** Start **

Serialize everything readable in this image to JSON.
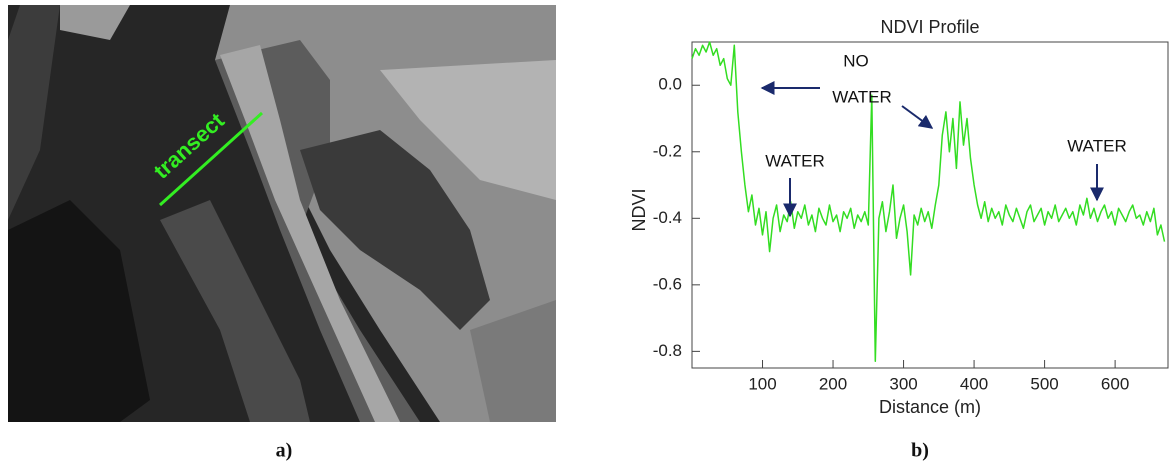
{
  "figure": {
    "image_label": "transect",
    "captions": [
      "a)",
      "b)"
    ]
  },
  "chart_data": {
    "type": "line",
    "title": "NDVI Profile",
    "x_label": "Distance (m)",
    "y_label": "NDVI",
    "color": "#33dd22",
    "annotations": [
      "NO",
      "WATER",
      "WATER",
      "WATER"
    ],
    "x": [
      0,
      5,
      10,
      15,
      20,
      25,
      30,
      35,
      40,
      45,
      50,
      55,
      60,
      65,
      70,
      75,
      80,
      85,
      90,
      95,
      100,
      105,
      110,
      115,
      120,
      125,
      130,
      135,
      140,
      145,
      150,
      155,
      160,
      165,
      170,
      175,
      180,
      185,
      190,
      195,
      200,
      205,
      210,
      215,
      220,
      225,
      230,
      235,
      240,
      245,
      250,
      255,
      260,
      265,
      270,
      275,
      280,
      285,
      290,
      295,
      300,
      305,
      310,
      315,
      320,
      325,
      330,
      335,
      340,
      345,
      350,
      355,
      360,
      365,
      370,
      375,
      380,
      385,
      390,
      395,
      400,
      405,
      410,
      415,
      420,
      425,
      430,
      435,
      440,
      445,
      450,
      455,
      460,
      465,
      470,
      475,
      480,
      485,
      490,
      495,
      500,
      505,
      510,
      515,
      520,
      525,
      530,
      535,
      540,
      545,
      550,
      555,
      560,
      565,
      570,
      575,
      580,
      585,
      590,
      595,
      600,
      605,
      610,
      615,
      620,
      625,
      630,
      635,
      640,
      645,
      650,
      655,
      660,
      665,
      670
    ],
    "values": [
      0.08,
      0.11,
      0.09,
      0.12,
      0.1,
      0.13,
      0.09,
      0.11,
      0.06,
      0.08,
      0.02,
      0.0,
      0.12,
      -0.08,
      -0.2,
      -0.3,
      -0.38,
      -0.33,
      -0.42,
      -0.37,
      -0.45,
      -0.38,
      -0.5,
      -0.4,
      -0.36,
      -0.44,
      -0.39,
      -0.41,
      -0.35,
      -0.43,
      -0.38,
      -0.4,
      -0.36,
      -0.42,
      -0.39,
      -0.44,
      -0.37,
      -0.4,
      -0.42,
      -0.36,
      -0.41,
      -0.39,
      -0.44,
      -0.38,
      -0.4,
      -0.37,
      -0.43,
      -0.39,
      -0.41,
      -0.38,
      -0.42,
      -0.03,
      -0.83,
      -0.4,
      -0.35,
      -0.44,
      -0.38,
      -0.3,
      -0.46,
      -0.4,
      -0.36,
      -0.44,
      -0.57,
      -0.39,
      -0.42,
      -0.37,
      -0.41,
      -0.38,
      -0.43,
      -0.36,
      -0.3,
      -0.15,
      -0.08,
      -0.2,
      -0.1,
      -0.25,
      -0.05,
      -0.18,
      -0.1,
      -0.22,
      -0.3,
      -0.36,
      -0.4,
      -0.35,
      -0.41,
      -0.37,
      -0.4,
      -0.38,
      -0.42,
      -0.36,
      -0.39,
      -0.41,
      -0.37,
      -0.4,
      -0.43,
      -0.38,
      -0.36,
      -0.41,
      -0.39,
      -0.37,
      -0.42,
      -0.38,
      -0.4,
      -0.36,
      -0.41,
      -0.39,
      -0.37,
      -0.4,
      -0.38,
      -0.42,
      -0.36,
      -0.39,
      -0.34,
      -0.4,
      -0.37,
      -0.41,
      -0.38,
      -0.36,
      -0.4,
      -0.38,
      -0.42,
      -0.37,
      -0.39,
      -0.41,
      -0.38,
      -0.36,
      -0.4,
      -0.39,
      -0.42,
      -0.38,
      -0.41,
      -0.37,
      -0.45,
      -0.42,
      -0.47
    ],
    "xlim": [
      0,
      675
    ],
    "ylim": [
      -0.85,
      0.13
    ],
    "xticks": [
      100,
      200,
      300,
      400,
      500,
      600
    ],
    "yticks": [
      {
        "value": 0,
        "label": "0.0"
      },
      -0.2,
      -0.4,
      -0.6,
      -0.8
    ]
  }
}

** End **

• [Your instructions] Pictures are to be left out; repeat all the remaining data exactly.

• [Task output]
Serialize everything readable in this image to JSON.
{
  "figure": {
    "image_label": "transect",
    "captions": [
      "a)",
      "b)"
    ]
  },
  "chart_data": {
    "type": "line",
    "title": "NDVI Profile",
    "x_label": "Distance (m)",
    "y_label": "NDVI",
    "color": "#33dd22",
    "annotations": [
      "NO",
      "WATER",
      "WATER",
      "WATER"
    ],
    "x": [
      0,
      5,
      10,
      15,
      20,
      25,
      30,
      35,
      40,
      45,
      50,
      55,
      60,
      65,
      70,
      75,
      80,
      85,
      90,
      95,
      100,
      105,
      110,
      115,
      120,
      125,
      130,
      135,
      140,
      145,
      150,
      155,
      160,
      165,
      170,
      175,
      180,
      185,
      190,
      195,
      200,
      205,
      210,
      215,
      220,
      225,
      230,
      235,
      240,
      245,
      250,
      255,
      260,
      265,
      270,
      275,
      280,
      285,
      290,
      295,
      300,
      305,
      310,
      315,
      320,
      325,
      330,
      335,
      340,
      345,
      350,
      355,
      360,
      365,
      370,
      375,
      380,
      385,
      390,
      395,
      400,
      405,
      410,
      415,
      420,
      425,
      430,
      435,
      440,
      445,
      450,
      455,
      460,
      465,
      470,
      475,
      480,
      485,
      490,
      495,
      500,
      505,
      510,
      515,
      520,
      525,
      530,
      535,
      540,
      545,
      550,
      555,
      560,
      565,
      570,
      575,
      580,
      585,
      590,
      595,
      600,
      605,
      610,
      615,
      620,
      625,
      630,
      635,
      640,
      645,
      650,
      655,
      660,
      665,
      670
    ],
    "values": [
      0.08,
      0.11,
      0.09,
      0.12,
      0.1,
      0.13,
      0.09,
      0.11,
      0.06,
      0.08,
      0.02,
      0.0,
      0.12,
      -0.08,
      -0.2,
      -0.3,
      -0.38,
      -0.33,
      -0.42,
      -0.37,
      -0.45,
      -0.38,
      -0.5,
      -0.4,
      -0.36,
      -0.44,
      -0.39,
      -0.41,
      -0.35,
      -0.43,
      -0.38,
      -0.4,
      -0.36,
      -0.42,
      -0.39,
      -0.44,
      -0.37,
      -0.4,
      -0.42,
      -0.36,
      -0.41,
      -0.39,
      -0.44,
      -0.38,
      -0.4,
      -0.37,
      -0.43,
      -0.39,
      -0.41,
      -0.38,
      -0.42,
      -0.03,
      -0.83,
      -0.4,
      -0.35,
      -0.44,
      -0.38,
      -0.3,
      -0.46,
      -0.4,
      -0.36,
      -0.44,
      -0.57,
      -0.39,
      -0.42,
      -0.37,
      -0.41,
      -0.38,
      -0.43,
      -0.36,
      -0.3,
      -0.15,
      -0.08,
      -0.2,
      -0.1,
      -0.25,
      -0.05,
      -0.18,
      -0.1,
      -0.22,
      -0.3,
      -0.36,
      -0.4,
      -0.35,
      -0.41,
      -0.37,
      -0.4,
      -0.38,
      -0.42,
      -0.36,
      -0.39,
      -0.41,
      -0.37,
      -0.4,
      -0.43,
      -0.38,
      -0.36,
      -0.41,
      -0.39,
      -0.37,
      -0.42,
      -0.38,
      -0.4,
      -0.36,
      -0.41,
      -0.39,
      -0.37,
      -0.4,
      -0.38,
      -0.42,
      -0.36,
      -0.39,
      -0.34,
      -0.4,
      -0.37,
      -0.41,
      -0.38,
      -0.36,
      -0.4,
      -0.38,
      -0.42,
      -0.37,
      -0.39,
      -0.41,
      -0.38,
      -0.36,
      -0.4,
      -0.39,
      -0.42,
      -0.38,
      -0.41,
      -0.37,
      -0.45,
      -0.42,
      -0.47
    ],
    "xlim": [
      0,
      675
    ],
    "ylim": [
      -0.85,
      0.13
    ],
    "xticks": [
      100,
      200,
      300,
      400,
      500,
      600
    ],
    "yticks": [
      {
        "value": 0,
        "label": "0.0"
      },
      -0.2,
      -0.4,
      -0.6,
      -0.8
    ]
  }
}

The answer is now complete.